▸ **Dataset records**:
■ ■ ■ ■ ■

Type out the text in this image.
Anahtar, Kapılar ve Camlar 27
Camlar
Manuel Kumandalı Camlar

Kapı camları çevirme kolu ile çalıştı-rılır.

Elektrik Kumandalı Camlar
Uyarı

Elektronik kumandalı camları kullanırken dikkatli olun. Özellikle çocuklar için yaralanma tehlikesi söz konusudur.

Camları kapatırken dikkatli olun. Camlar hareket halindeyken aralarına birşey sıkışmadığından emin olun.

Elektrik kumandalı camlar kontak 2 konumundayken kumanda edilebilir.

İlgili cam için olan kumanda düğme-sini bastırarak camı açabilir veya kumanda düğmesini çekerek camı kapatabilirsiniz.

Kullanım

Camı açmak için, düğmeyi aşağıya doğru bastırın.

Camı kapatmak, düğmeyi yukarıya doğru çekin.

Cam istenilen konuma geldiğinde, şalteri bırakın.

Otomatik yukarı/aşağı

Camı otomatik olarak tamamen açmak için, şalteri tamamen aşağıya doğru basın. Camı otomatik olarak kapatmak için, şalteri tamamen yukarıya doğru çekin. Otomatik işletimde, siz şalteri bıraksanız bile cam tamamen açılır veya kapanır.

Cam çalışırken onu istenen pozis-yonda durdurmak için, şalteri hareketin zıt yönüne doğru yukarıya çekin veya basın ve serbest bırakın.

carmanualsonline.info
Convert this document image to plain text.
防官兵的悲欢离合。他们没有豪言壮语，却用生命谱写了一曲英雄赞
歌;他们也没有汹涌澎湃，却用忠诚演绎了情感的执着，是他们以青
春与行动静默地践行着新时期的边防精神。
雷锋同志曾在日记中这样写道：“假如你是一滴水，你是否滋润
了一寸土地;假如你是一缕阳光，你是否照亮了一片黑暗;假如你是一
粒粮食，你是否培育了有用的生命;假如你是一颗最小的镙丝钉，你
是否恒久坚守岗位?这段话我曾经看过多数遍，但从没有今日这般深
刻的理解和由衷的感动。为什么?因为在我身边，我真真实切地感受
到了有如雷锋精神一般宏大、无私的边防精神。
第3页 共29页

■ ■ ■ ■ ■

▸ **Directions for this task**: Write out again, unchanged, every line from the line containing "Convert this document image to plain text." to the final line of the material above.

▸ **Task output**:
Convert this document image to plain text.
防官兵的悲欢离合。他们没有豪言壮语，却用生命谱写了一曲英雄赞
歌;他们也没有汹涌澎湃，却用忠诚演绎了情感的执着，是他们以青
春与行动静默地践行着新时期的边防精神。
雷锋同志曾在日记中这样写道：“假如你是一滴水，你是否滋润
了一寸土地;假如你是一缕阳光，你是否照亮了一片黑暗;假如你是一
粒粮食，你是否培育了有用的生命;假如你是一颗最小的镙丝钉，你
是否恒久坚守岗位?这段话我曾经看过多数遍，但从没有今日这般深
刻的理解和由衷的感动。为什么?因为在我身边，我真真实切地感受
到了有如雷锋精神一般宏大、无私的边防精神。
第3页 共29页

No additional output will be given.